• [TASK] Retype, exactly and with nothing added, the lines from the one showing "What data populates" through the final line of the material. Omit pictures.
☆ ☆ ☆ ☆
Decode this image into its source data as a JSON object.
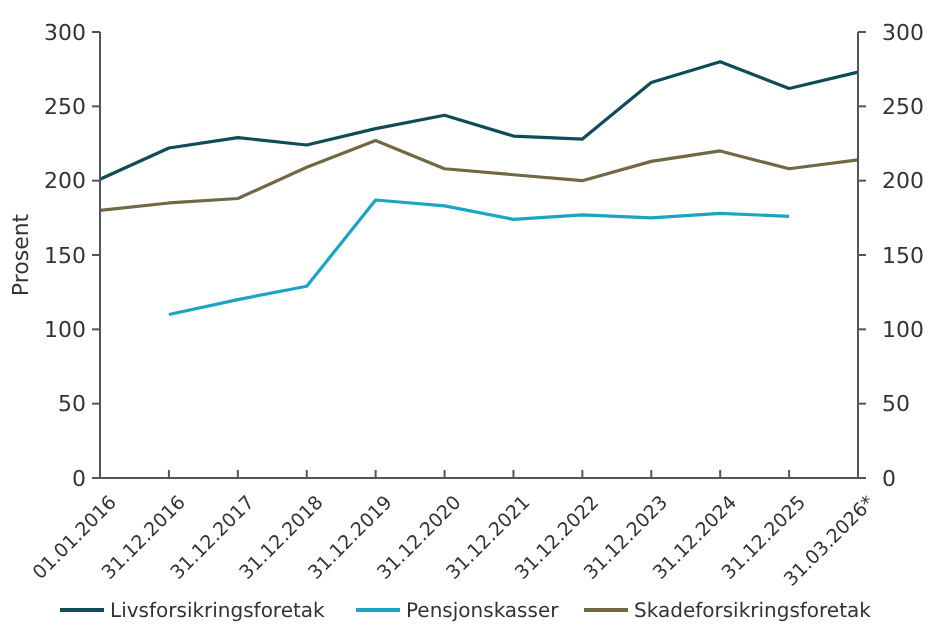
{
  "chart_data": {
    "type": "line",
    "ylabel": "Prosent",
    "categories": [
      "01.01.2016",
      "31.12.2016",
      "31.12.2017",
      "31.12.2018",
      "31.12.2019",
      "31.12.2020",
      "31.12.2021",
      "31.12.2022",
      "31.12.2023",
      "31.12.2024",
      "31.12.2025",
      "31.03.2026*"
    ],
    "series": [
      {
        "name": "Livsforsikringsforetak",
        "color": "#0f4c58",
        "values": [
          201,
          222,
          229,
          224,
          235,
          244,
          230,
          228,
          266,
          280,
          262,
          273
        ]
      },
      {
        "name": "Pensjonskasser",
        "color": "#1ba5c2",
        "values": [
          null,
          110,
          120,
          129,
          187,
          183,
          174,
          177,
          175,
          178,
          176,
          null
        ]
      },
      {
        "name": "Skadeforsikringsforetak",
        "color": "#716846",
        "values": [
          180,
          185,
          188,
          209,
          227,
          208,
          204,
          200,
          213,
          220,
          208,
          214
        ]
      }
    ],
    "ylim": [
      0,
      300
    ],
    "yticks": [
      0,
      50,
      100,
      150,
      200,
      250,
      300
    ],
    "y2lim": [
      0,
      300
    ],
    "y2ticks": [
      0,
      50,
      100,
      150,
      200,
      250,
      300
    ],
    "legend": "bottom",
    "grid": false
  }
}
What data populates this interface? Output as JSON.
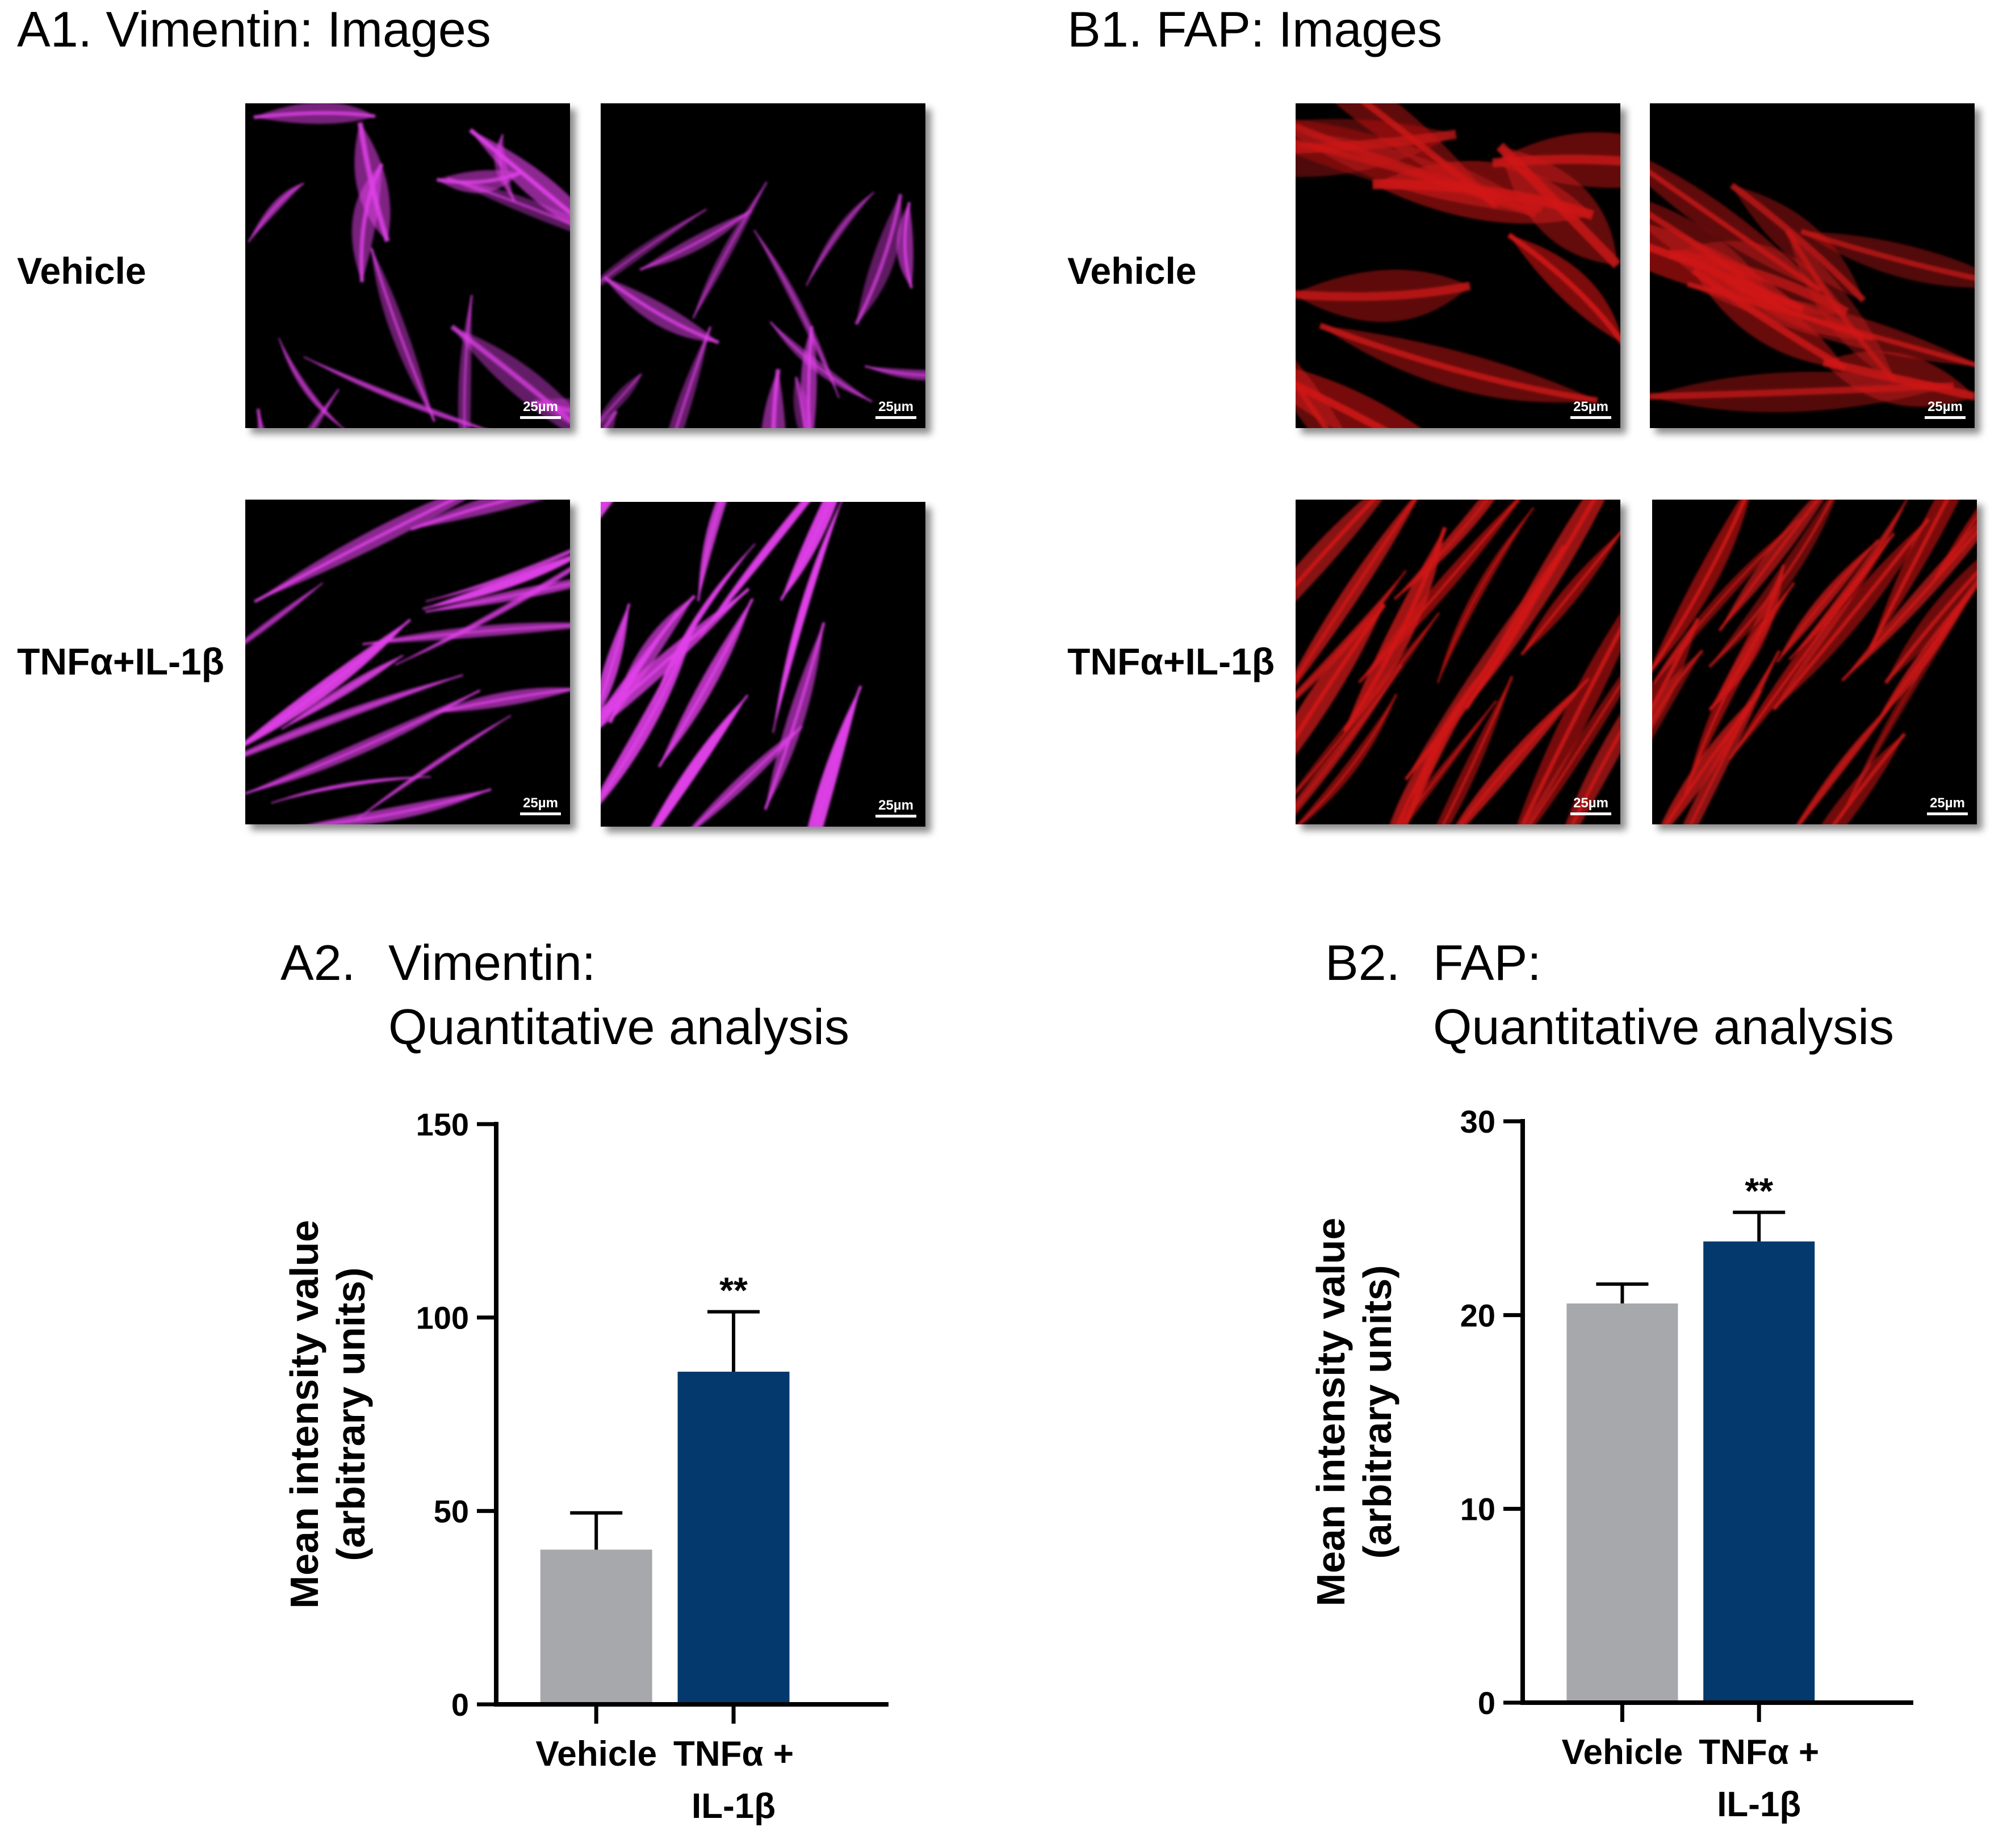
{
  "panels": {
    "a1_title": "A1. Vimentin: Images",
    "b1_title": "B1. FAP: Images",
    "a1_rows": [
      "Vehicle",
      "TNFα+IL-1β"
    ],
    "b1_rows": [
      "Vehicle",
      "TNFα+IL-1β"
    ],
    "scale_label": "25µm",
    "vimentin_color": "#e040e8",
    "fap_color": "#d01818"
  },
  "chart_data": [
    {
      "type": "bar",
      "title_num": "A2.",
      "title_line1": "Vimentin:",
      "title_line2": "Quantitative analysis",
      "ylabel_line1": "Mean intensity value",
      "ylabel_line2": "(arbitrary units)",
      "categories": [
        [
          "Vehicle"
        ],
        [
          "TNFα +",
          "IL-1β"
        ]
      ],
      "values": [
        40,
        86
      ],
      "errors": [
        9.5,
        15.5
      ],
      "colors": [
        "#a7a8ac",
        "#03396c"
      ],
      "significance": [
        "",
        "**"
      ],
      "ylim": [
        0,
        150
      ],
      "yticks": [
        0,
        50,
        100,
        150
      ]
    },
    {
      "type": "bar",
      "title_num": "B2.",
      "title_line1": "FAP:",
      "title_line2": "Quantitative analysis",
      "ylabel_line1": "Mean intensity value",
      "ylabel_line2": "(arbitrary units)",
      "categories": [
        [
          "Vehicle"
        ],
        [
          "TNFα +",
          "IL-1β"
        ]
      ],
      "values": [
        20.6,
        23.8
      ],
      "errors": [
        1.0,
        1.5
      ],
      "colors": [
        "#a7a8ac",
        "#03396c"
      ],
      "significance": [
        "",
        "**"
      ],
      "ylim": [
        0,
        30
      ],
      "yticks": [
        0,
        10,
        20,
        30
      ]
    }
  ]
}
☆ ☆ ☆ ☆
• [REPLY TO THE EXERCISE]
What data populates this interface? Output as JSON.
{
  "panels": {
    "a1_title": "A1. Vimentin: Images",
    "b1_title": "B1. FAP: Images",
    "a1_rows": [
      "Vehicle",
      "TNFα+IL-1β"
    ],
    "b1_rows": [
      "Vehicle",
      "TNFα+IL-1β"
    ],
    "scale_label": "25µm",
    "vimentin_color": "#e040e8",
    "fap_color": "#d01818"
  },
  "chart_data": [
    {
      "type": "bar",
      "title_num": "A2.",
      "title_line1": "Vimentin:",
      "title_line2": "Quantitative analysis",
      "ylabel_line1": "Mean intensity value",
      "ylabel_line2": "(arbitrary units)",
      "categories": [
        [
          "Vehicle"
        ],
        [
          "TNFα +",
          "IL-1β"
        ]
      ],
      "values": [
        40,
        86
      ],
      "errors": [
        9.5,
        15.5
      ],
      "colors": [
        "#a7a8ac",
        "#03396c"
      ],
      "significance": [
        "",
        "**"
      ],
      "ylim": [
        0,
        150
      ],
      "yticks": [
        0,
        50,
        100,
        150
      ]
    },
    {
      "type": "bar",
      "title_num": "B2.",
      "title_line1": "FAP:",
      "title_line2": "Quantitative analysis",
      "ylabel_line1": "Mean intensity value",
      "ylabel_line2": "(arbitrary units)",
      "categories": [
        [
          "Vehicle"
        ],
        [
          "TNFα +",
          "IL-1β"
        ]
      ],
      "values": [
        20.6,
        23.8
      ],
      "errors": [
        1.0,
        1.5
      ],
      "colors": [
        "#a7a8ac",
        "#03396c"
      ],
      "significance": [
        "",
        "**"
      ],
      "ylim": [
        0,
        30
      ],
      "yticks": [
        0,
        10,
        20,
        30
      ]
    }
  ]
}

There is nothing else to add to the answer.